**GOAL OF THE EXERCISE**
Search the data for the word "Proc" and copy every line where it occurs.
□ □ □ □ □ □ □
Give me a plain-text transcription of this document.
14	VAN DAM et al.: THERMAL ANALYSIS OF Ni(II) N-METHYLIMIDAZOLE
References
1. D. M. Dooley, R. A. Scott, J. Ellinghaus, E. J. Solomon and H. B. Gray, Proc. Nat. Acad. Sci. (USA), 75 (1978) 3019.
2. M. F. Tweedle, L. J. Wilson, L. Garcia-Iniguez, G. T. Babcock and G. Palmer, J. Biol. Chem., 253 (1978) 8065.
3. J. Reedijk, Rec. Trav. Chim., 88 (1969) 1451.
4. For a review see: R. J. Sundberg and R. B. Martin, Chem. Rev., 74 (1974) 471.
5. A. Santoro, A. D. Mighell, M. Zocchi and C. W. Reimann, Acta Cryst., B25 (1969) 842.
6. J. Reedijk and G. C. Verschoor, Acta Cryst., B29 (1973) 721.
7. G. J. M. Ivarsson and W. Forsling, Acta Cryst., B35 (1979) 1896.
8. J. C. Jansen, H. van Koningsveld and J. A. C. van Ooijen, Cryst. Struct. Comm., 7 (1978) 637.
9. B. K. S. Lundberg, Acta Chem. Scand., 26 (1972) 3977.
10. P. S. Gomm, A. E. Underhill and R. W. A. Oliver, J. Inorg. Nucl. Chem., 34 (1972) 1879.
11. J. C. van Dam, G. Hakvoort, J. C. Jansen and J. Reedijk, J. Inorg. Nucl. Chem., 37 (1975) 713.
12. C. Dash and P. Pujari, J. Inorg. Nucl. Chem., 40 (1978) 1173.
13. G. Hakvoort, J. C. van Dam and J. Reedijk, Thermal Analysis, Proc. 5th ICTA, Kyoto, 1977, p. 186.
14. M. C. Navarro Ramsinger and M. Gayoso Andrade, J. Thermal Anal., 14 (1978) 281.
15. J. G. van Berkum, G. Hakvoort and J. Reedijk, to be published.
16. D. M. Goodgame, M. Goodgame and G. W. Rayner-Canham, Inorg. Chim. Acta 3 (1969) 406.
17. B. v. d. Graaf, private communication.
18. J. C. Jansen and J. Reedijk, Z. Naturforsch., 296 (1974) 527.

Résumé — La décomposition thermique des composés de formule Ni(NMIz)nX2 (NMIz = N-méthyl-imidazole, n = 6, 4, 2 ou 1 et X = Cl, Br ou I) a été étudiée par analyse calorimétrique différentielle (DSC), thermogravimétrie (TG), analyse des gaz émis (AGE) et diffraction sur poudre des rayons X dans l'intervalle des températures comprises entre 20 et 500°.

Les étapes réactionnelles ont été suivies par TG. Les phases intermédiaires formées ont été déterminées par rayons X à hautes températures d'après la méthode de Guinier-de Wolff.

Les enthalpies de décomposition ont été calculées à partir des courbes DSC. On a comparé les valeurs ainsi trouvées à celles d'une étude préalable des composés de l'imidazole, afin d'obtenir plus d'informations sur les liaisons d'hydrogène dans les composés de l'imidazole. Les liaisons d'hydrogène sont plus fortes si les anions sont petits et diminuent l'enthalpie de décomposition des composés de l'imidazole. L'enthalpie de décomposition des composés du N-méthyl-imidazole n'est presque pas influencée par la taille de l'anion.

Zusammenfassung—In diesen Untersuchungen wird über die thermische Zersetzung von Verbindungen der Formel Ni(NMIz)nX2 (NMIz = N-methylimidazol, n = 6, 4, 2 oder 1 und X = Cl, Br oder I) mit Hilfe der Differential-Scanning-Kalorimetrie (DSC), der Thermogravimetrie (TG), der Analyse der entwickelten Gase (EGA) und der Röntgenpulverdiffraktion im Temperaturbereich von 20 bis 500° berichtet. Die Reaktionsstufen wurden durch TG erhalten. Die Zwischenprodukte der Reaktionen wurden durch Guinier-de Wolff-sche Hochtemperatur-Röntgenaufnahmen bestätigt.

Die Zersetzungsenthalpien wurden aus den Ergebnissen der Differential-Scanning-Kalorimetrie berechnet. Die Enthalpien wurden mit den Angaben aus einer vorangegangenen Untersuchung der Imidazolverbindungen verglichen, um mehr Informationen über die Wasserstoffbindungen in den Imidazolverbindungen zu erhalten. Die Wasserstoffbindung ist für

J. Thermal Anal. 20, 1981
□ □ □ □ □ □ □
**SOLVED PROBLEM**
1. D. M. Dooley, R. A. Scott, J. Ellinghaus, E. J. Solomon and H. B. Gray, Proc. Nat. Acad. Sci. (USA), 75 (1978) 3019.
13. G. Hakvoort, J. C. van Dam and J. Reedijk, Thermal Analysis, Proc. 5th ICTA, Kyoto, 1977, p. 186.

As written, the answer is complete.